*EXERCISE BRIEF*: All the data must come back unchanged, except that pictures are left out.

*TASK INPUTS*:
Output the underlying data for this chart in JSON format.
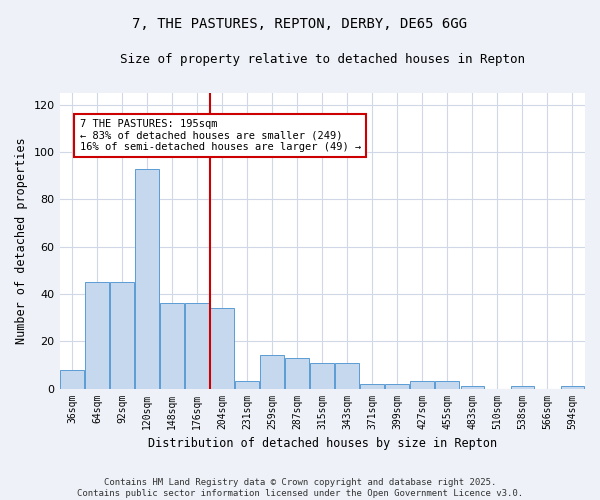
{
  "title_line1": "7, THE PASTURES, REPTON, DERBY, DE65 6GG",
  "title_line2": "Size of property relative to detached houses in Repton",
  "xlabel": "Distribution of detached houses by size in Repton",
  "ylabel": "Number of detached properties",
  "bar_color": "#c5d8ed",
  "bar_edge_color": "#5b9bd5",
  "categories": [
    "36sqm",
    "64sqm",
    "92sqm",
    "120sqm",
    "148sqm",
    "176sqm",
    "204sqm",
    "231sqm",
    "259sqm",
    "287sqm",
    "315sqm",
    "343sqm",
    "371sqm",
    "399sqm",
    "427sqm",
    "455sqm",
    "483sqm",
    "510sqm",
    "538sqm",
    "566sqm",
    "594sqm"
  ],
  "values": [
    8,
    45,
    45,
    93,
    36,
    36,
    34,
    3,
    14,
    13,
    11,
    11,
    2,
    2,
    3,
    3,
    1,
    0,
    1,
    0,
    1
  ],
  "vline_x": 6.0,
  "vline_color": "#cc0000",
  "annotation_text": "7 THE PASTURES: 195sqm\n← 83% of detached houses are smaller (249)\n16% of semi-detached houses are larger (49) →",
  "ylim": [
    0,
    125
  ],
  "yticks": [
    0,
    20,
    40,
    60,
    80,
    100,
    120
  ],
  "footer_text": "Contains HM Land Registry data © Crown copyright and database right 2025.\nContains public sector information licensed under the Open Government Licence v3.0.",
  "background_color": "#eef2f8",
  "plot_bg_color": "#ffffff",
  "grid_color": "#d0d8e8",
  "title_fontsize": 10,
  "subtitle_fontsize": 9,
  "axis_label_fontsize": 8.5,
  "tick_fontsize": 7,
  "annotation_fontsize": 7.5,
  "footer_fontsize": 6.5
}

*EXERCISE SOLUTION*:
Output the underlying data for this chart in JSON format.
{
  "title_line1": "7, THE PASTURES, REPTON, DERBY, DE65 6GG",
  "title_line2": "Size of property relative to detached houses in Repton",
  "xlabel": "Distribution of detached houses by size in Repton",
  "ylabel": "Number of detached properties",
  "bar_color": "#c5d8ed",
  "bar_edge_color": "#5b9bd5",
  "categories": [
    "36sqm",
    "64sqm",
    "92sqm",
    "120sqm",
    "148sqm",
    "176sqm",
    "204sqm",
    "231sqm",
    "259sqm",
    "287sqm",
    "315sqm",
    "343sqm",
    "371sqm",
    "399sqm",
    "427sqm",
    "455sqm",
    "483sqm",
    "510sqm",
    "538sqm",
    "566sqm",
    "594sqm"
  ],
  "values": [
    8,
    45,
    45,
    93,
    36,
    36,
    34,
    3,
    14,
    13,
    11,
    11,
    2,
    2,
    3,
    3,
    1,
    0,
    1,
    0,
    1
  ],
  "vline_x": 6.0,
  "vline_color": "#cc0000",
  "annotation_text": "7 THE PASTURES: 195sqm\n← 83% of detached houses are smaller (249)\n16% of semi-detached houses are larger (49) →",
  "ylim": [
    0,
    125
  ],
  "yticks": [
    0,
    20,
    40,
    60,
    80,
    100,
    120
  ],
  "footer_text": "Contains HM Land Registry data © Crown copyright and database right 2025.\nContains public sector information licensed under the Open Government Licence v3.0.",
  "background_color": "#eef2f8",
  "plot_bg_color": "#ffffff",
  "grid_color": "#d0d8e8",
  "title_fontsize": 10,
  "subtitle_fontsize": 9,
  "axis_label_fontsize": 8.5,
  "tick_fontsize": 7,
  "annotation_fontsize": 7.5,
  "footer_fontsize": 6.5
}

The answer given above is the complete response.